## [WHAT YOU WILL DO]
Repeat each line word for word.

## [Extracted data entries]

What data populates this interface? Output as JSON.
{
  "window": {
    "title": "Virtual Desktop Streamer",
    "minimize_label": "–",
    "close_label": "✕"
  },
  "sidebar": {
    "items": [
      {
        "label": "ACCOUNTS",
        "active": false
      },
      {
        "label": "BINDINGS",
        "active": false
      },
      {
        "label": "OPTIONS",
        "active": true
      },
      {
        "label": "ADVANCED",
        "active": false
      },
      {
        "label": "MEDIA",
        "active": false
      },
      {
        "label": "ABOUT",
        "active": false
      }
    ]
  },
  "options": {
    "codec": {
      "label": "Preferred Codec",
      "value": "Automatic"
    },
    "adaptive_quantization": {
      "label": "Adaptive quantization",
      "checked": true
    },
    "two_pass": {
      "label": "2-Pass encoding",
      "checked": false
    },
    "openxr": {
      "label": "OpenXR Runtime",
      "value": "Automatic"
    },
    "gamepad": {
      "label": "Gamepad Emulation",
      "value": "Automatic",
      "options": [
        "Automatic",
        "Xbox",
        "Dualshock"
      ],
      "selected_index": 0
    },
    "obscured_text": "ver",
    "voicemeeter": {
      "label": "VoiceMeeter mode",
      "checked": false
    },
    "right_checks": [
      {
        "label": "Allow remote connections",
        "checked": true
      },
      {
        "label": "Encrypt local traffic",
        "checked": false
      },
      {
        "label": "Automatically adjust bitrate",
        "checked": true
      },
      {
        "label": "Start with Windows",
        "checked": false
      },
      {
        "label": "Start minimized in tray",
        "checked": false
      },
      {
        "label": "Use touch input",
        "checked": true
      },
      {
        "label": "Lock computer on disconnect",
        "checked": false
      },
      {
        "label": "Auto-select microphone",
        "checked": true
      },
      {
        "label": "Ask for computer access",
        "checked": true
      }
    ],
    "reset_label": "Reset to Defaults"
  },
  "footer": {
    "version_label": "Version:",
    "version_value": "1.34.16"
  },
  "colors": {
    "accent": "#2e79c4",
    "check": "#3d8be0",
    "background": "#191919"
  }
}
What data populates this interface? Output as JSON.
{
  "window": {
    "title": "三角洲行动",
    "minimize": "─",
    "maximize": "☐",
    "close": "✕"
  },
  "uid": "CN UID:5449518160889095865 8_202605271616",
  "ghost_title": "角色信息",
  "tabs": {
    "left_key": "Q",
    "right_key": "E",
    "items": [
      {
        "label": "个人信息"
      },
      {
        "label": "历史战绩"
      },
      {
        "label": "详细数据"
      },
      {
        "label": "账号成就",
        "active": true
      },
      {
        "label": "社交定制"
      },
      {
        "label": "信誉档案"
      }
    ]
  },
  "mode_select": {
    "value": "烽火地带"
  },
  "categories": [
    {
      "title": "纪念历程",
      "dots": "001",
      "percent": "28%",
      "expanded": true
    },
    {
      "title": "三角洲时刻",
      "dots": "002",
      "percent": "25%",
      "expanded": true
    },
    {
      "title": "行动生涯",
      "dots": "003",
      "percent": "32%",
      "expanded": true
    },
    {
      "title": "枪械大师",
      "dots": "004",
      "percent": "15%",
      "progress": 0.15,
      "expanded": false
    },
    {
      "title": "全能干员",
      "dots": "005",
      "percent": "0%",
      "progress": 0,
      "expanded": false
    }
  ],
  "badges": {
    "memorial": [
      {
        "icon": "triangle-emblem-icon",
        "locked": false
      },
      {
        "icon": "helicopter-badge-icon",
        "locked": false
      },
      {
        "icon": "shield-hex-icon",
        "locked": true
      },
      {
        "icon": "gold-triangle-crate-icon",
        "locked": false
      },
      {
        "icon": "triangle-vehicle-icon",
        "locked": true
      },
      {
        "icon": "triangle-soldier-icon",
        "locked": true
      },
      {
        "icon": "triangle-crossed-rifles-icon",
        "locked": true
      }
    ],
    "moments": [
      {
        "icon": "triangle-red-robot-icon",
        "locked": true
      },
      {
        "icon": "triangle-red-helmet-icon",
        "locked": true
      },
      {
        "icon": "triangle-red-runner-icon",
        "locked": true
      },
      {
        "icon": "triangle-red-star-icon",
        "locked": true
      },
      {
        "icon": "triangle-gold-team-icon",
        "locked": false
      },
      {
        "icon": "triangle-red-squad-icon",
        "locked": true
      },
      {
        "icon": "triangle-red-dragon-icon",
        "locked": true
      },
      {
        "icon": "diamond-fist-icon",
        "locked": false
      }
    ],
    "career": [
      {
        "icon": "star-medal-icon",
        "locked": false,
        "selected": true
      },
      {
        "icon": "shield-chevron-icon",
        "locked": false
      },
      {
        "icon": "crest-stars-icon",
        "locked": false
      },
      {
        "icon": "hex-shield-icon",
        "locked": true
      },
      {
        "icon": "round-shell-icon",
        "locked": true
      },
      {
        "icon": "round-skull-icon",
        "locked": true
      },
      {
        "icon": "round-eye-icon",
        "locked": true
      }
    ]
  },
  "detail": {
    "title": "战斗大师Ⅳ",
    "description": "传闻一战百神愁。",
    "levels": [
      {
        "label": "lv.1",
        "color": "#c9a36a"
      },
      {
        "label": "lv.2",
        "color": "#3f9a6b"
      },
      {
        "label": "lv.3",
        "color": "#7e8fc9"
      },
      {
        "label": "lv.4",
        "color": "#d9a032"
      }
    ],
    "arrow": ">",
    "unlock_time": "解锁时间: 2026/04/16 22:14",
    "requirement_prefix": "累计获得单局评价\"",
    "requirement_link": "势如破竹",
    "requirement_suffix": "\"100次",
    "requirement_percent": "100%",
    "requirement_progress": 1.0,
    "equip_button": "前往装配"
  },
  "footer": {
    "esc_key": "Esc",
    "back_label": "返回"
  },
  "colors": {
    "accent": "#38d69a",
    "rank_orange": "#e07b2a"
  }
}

## [REPLY]
What data populates this interface? Output as JSON.
{
  "window": {
    "title": "Virtual Desktop Streamer",
    "minimize_label": "–",
    "close_label": "✕"
  },
  "sidebar": {
    "items": [
      {
        "label": "ACCOUNTS",
        "active": false
      },
      {
        "label": "BINDINGS",
        "active": false
      },
      {
        "label": "OPTIONS",
        "active": true
      },
      {
        "label": "ADVANCED",
        "active": false
      },
      {
        "label": "MEDIA",
        "active": false
      },
      {
        "label": "ABOUT",
        "active": false
      }
    ]
  },
  "options": {
    "codec": {
      "label": "Preferred Codec",
      "value": "Automatic"
    },
    "adaptive_quantization": {
      "label": "Adaptive quantization",
      "checked": true
    },
    "two_pass": {
      "label": "2-Pass encoding",
      "checked": false
    },
    "openxr": {
      "label": "OpenXR Runtime",
      "value": "Automatic"
    },
    "gamepad": {
      "label": "Gamepad Emulation",
      "value": "Automatic",
      "options": [
        "Automatic",
        "Xbox",
        "Dualshock"
      ],
      "selected_index": 0
    },
    "obscured_text": "ver",
    "voicemeeter": {
      "label": "VoiceMeeter mode",
      "checked": false
    },
    "right_checks": [
      {
        "label": "Allow remote connections",
        "checked": true
      },
      {
        "label": "Encrypt local traffic",
        "checked": false
      },
      {
        "label": "Automatically adjust bitrate",
        "checked": true
      },
      {
        "label": "Start with Windows",
        "checked": false
      },
      {
        "label": "Start minimized in tray",
        "checked": false
      },
      {
        "label": "Use touch input",
        "checked": true
      },
      {
        "label": "Lock computer on disconnect",
        "checked": false
      },
      {
        "label": "Auto-select microphone",
        "checked": true
      },
      {
        "label": "Ask for computer access",
        "checked": true
      }
    ],
    "reset_label": "Reset to Defaults"
  },
  "footer": {
    "version_label": "Version:",
    "version_value": "1.34.16"
  },
  "colors": {
    "accent": "#2e79c4",
    "check": "#3d8be0",
    "background": "#191919"
  }
}
What data populates this interface? Output as JSON.
{
  "window": {
    "title": "三角洲行动",
    "minimize": "─",
    "maximize": "☐",
    "close": "✕"
  },
  "uid": "CN UID:5449518160889095865 8_202605271616",
  "ghost_title": "角色信息",
  "tabs": {
    "left_key": "Q",
    "right_key": "E",
    "items": [
      {
        "label": "个人信息"
      },
      {
        "label": "历史战绩"
      },
      {
        "label": "详细数据"
      },
      {
        "label": "账号成就",
        "active": true
      },
      {
        "label": "社交定制"
      },
      {
        "label": "信誉档案"
      }
    ]
  },
  "mode_select": {
    "value": "烽火地带"
  },
  "categories": [
    {
      "title": "纪念历程",
      "dots": "001",
      "percent": "28%",
      "expanded": true
    },
    {
      "title": "三角洲时刻",
      "dots": "002",
      "percent": "25%",
      "expanded": true
    },
    {
      "title": "行动生涯",
      "dots": "003",
      "percent": "32%",
      "expanded": true
    },
    {
      "title": "枪械大师",
      "dots": "004",
      "percent": "15%",
      "progress": 0.15,
      "expanded": false
    },
    {
      "title": "全能干员",
      "dots": "005",
      "percent": "0%",
      "progress": 0,
      "expanded": false
    }
  ],
  "badges": {
    "memorial": [
      {
        "icon": "triangle-emblem-icon",
        "locked": false
      },
      {
        "icon": "helicopter-badge-icon",
        "locked": false
      },
      {
        "icon": "shield-hex-icon",
        "locked": true
      },
      {
        "icon": "gold-triangle-crate-icon",
        "locked": false
      },
      {
        "icon": "triangle-vehicle-icon",
        "locked": true
      },
      {
        "icon": "triangle-soldier-icon",
        "locked": true
      },
      {
        "icon": "triangle-crossed-rifles-icon",
        "locked": true
      }
    ],
    "moments": [
      {
        "icon": "triangle-red-robot-icon",
        "locked": true
      },
      {
        "icon": "triangle-red-helmet-icon",
        "locked": true
      },
      {
        "icon": "triangle-red-runner-icon",
        "locked": true
      },
      {
        "icon": "triangle-red-star-icon",
        "locked": true
      },
      {
        "icon": "triangle-gold-team-icon",
        "locked": false
      },
      {
        "icon": "triangle-red-squad-icon",
        "locked": true
      },
      {
        "icon": "triangle-red-dragon-icon",
        "locked": true
      },
      {
        "icon": "diamond-fist-icon",
        "locked": false
      }
    ],
    "career": [
      {
        "icon": "star-medal-icon",
        "locked": false,
        "selected": true
      },
      {
        "icon": "shield-chevron-icon",
        "locked": false
      },
      {
        "icon": "crest-stars-icon",
        "locked": false
      },
      {
        "icon": "hex-shield-icon",
        "locked": true
      },
      {
        "icon": "round-shell-icon",
        "locked": true
      },
      {
        "icon": "round-skull-icon",
        "locked": true
      },
      {
        "icon": "round-eye-icon",
        "locked": true
      }
    ]
  },
  "detail": {
    "title": "战斗大师Ⅳ",
    "description": "传闻一战百神愁。",
    "levels": [
      {
        "label": "lv.1",
        "color": "#c9a36a"
      },
      {
        "label": "lv.2",
        "color": "#3f9a6b"
      },
      {
        "label": "lv.3",
        "color": "#7e8fc9"
      },
      {
        "label": "lv.4",
        "color": "#d9a032"
      }
    ],
    "arrow": ">",
    "unlock_time": "解锁时间: 2026/04/16 22:14",
    "requirement_prefix": "累计获得单局评价\"",
    "requirement_link": "势如破竹",
    "requirement_suffix": "\"100次",
    "requirement_percent": "100%",
    "requirement_progress": 1.0,
    "equip_button": "前往装配"
  },
  "footer": {
    "esc_key": "Esc",
    "back_label": "返回"
  },
  "colors": {
    "accent": "#38d69a",
    "rank_orange": "#e07b2a"
  }
}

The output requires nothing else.